WHAT IS ASKED: Pick out every line in the data below that holds "States".

STORED ROWS:
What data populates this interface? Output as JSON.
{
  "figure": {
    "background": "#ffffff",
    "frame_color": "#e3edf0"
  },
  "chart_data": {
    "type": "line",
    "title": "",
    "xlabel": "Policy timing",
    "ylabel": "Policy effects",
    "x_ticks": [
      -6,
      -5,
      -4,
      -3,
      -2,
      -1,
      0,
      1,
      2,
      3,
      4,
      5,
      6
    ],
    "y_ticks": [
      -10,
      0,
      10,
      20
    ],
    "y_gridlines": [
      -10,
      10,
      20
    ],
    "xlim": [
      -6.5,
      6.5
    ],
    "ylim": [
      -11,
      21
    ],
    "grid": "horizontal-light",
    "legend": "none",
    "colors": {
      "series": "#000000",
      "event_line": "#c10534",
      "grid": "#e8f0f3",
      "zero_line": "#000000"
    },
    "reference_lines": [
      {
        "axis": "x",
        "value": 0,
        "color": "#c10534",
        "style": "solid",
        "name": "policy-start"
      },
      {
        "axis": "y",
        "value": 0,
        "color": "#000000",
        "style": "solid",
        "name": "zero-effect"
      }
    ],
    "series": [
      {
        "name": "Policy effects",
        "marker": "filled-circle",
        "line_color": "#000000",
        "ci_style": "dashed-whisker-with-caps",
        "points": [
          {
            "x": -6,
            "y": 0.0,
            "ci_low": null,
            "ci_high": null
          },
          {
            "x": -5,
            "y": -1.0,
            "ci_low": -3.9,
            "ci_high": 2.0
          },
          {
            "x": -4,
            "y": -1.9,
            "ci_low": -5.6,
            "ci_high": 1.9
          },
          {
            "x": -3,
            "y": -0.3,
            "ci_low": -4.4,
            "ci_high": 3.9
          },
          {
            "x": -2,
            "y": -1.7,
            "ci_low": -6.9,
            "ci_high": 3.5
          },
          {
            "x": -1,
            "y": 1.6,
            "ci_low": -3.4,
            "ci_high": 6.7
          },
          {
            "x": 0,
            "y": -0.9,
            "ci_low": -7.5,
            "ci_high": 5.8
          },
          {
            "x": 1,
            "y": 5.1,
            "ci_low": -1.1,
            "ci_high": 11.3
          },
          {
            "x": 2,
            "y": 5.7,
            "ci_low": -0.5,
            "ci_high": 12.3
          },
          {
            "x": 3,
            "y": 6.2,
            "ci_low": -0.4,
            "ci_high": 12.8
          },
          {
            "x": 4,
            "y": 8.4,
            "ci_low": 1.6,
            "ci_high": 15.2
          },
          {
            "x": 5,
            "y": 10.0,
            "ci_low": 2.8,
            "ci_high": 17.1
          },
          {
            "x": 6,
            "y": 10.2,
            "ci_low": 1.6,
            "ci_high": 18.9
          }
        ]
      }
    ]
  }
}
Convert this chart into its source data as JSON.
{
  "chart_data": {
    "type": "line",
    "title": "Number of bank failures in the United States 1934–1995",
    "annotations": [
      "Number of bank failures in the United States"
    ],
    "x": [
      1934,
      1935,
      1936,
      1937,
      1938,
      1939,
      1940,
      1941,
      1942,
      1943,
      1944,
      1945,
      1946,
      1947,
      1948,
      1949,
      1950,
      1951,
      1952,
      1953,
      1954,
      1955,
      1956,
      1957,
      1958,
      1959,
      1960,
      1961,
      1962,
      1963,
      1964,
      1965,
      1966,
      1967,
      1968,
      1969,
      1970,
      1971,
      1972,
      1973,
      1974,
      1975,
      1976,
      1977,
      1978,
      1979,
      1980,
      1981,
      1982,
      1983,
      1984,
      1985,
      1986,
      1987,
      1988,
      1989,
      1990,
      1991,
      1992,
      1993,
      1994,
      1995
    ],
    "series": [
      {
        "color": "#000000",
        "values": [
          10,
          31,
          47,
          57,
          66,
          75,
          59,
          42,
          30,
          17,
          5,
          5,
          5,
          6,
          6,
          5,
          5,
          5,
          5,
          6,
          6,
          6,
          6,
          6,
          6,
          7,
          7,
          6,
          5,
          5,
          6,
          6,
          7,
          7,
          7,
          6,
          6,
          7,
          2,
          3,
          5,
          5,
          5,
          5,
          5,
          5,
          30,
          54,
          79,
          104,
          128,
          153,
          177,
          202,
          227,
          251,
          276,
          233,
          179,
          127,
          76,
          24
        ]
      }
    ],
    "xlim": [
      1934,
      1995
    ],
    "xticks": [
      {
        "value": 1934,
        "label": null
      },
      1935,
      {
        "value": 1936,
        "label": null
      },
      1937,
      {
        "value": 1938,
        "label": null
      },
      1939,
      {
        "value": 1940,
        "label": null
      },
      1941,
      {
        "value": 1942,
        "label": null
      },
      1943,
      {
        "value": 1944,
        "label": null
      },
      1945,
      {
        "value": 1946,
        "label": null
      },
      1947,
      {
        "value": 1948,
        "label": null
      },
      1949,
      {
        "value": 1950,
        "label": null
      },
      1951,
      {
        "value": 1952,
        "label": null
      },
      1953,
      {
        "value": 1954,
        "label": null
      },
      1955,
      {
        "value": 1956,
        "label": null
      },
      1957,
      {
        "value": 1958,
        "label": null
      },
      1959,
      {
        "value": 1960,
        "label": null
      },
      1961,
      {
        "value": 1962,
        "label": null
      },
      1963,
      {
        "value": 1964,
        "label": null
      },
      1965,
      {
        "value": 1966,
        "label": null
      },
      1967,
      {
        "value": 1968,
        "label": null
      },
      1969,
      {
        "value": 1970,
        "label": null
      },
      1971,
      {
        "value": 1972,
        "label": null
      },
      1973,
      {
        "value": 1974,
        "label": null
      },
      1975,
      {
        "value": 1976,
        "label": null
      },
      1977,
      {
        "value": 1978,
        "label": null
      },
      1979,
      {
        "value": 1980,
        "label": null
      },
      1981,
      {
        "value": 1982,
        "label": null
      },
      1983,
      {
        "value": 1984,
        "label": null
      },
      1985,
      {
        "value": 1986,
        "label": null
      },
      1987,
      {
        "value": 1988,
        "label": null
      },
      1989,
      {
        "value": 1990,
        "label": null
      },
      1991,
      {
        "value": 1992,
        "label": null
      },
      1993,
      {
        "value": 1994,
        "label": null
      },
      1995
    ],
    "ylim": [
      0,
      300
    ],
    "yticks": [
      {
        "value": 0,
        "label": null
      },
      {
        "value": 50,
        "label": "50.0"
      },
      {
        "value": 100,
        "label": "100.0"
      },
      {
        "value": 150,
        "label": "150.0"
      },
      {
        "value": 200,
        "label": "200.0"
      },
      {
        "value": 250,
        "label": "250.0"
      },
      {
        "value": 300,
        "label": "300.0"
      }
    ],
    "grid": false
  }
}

ANSWER:
    "title": "Number of bank failures in the United States 1934–1995",
      "Number of bank failures in the United States"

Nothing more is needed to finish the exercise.